>> Begin Material for this exercise

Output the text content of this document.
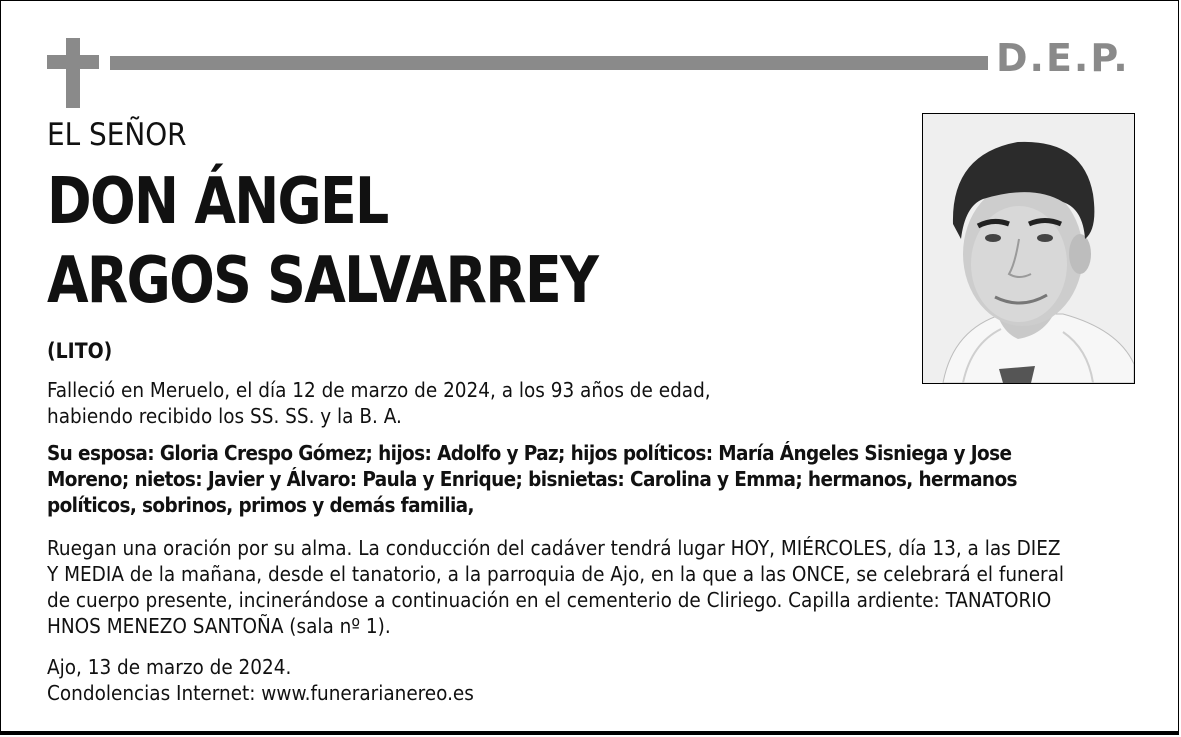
D.E.P.
EL SEÑOR
DON ÁNGEL
ARGOS SALVARREY
(LITO)
Falleció en Meruelo, el día 12 de marzo de 2024, a los 93 años de edad,
habiendo recibido los SS. SS. y la B. A.
Su esposa: Gloria Crespo Gómez; hijos: Adolfo y Paz; hijos políticos: María Ángeles Sisniega y Jose
Moreno; nietos: Javier y Álvaro: Paula y Enrique; bisnietas: Carolina y Emma; hermanos, hermanos
políticos, sobrinos, primos y demás familia,
Ruegan una oración por su alma. La conducción del cadáver tendrá lugar HOY, MIÉRCOLES, día 13, a las DIEZ
Y MEDIA de la mañana, desde el tanatorio, a la parroquia de Ajo, en la que a las ONCE, se celebrará el funeral
de cuerpo presente, incinerándose a continuación en el cementerio de Cliriego. Capilla ardiente: TANATORIO
HNOS MENEZO SANTOÑA (sala nº 1).
Ajo, 13 de marzo de 2024.
Condolencias Internet: www.funerarianereo.es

>> End Material for this exercise

**Requirements**
For each line of the entries that includes "políticos", show that line.

**Result below**
Su esposa: Gloria Crespo Gómez; hijos: Adolfo y Paz; hijos políticos: María Ángeles Sisniega y Jose
políticos, sobrinos, primos y demás familia,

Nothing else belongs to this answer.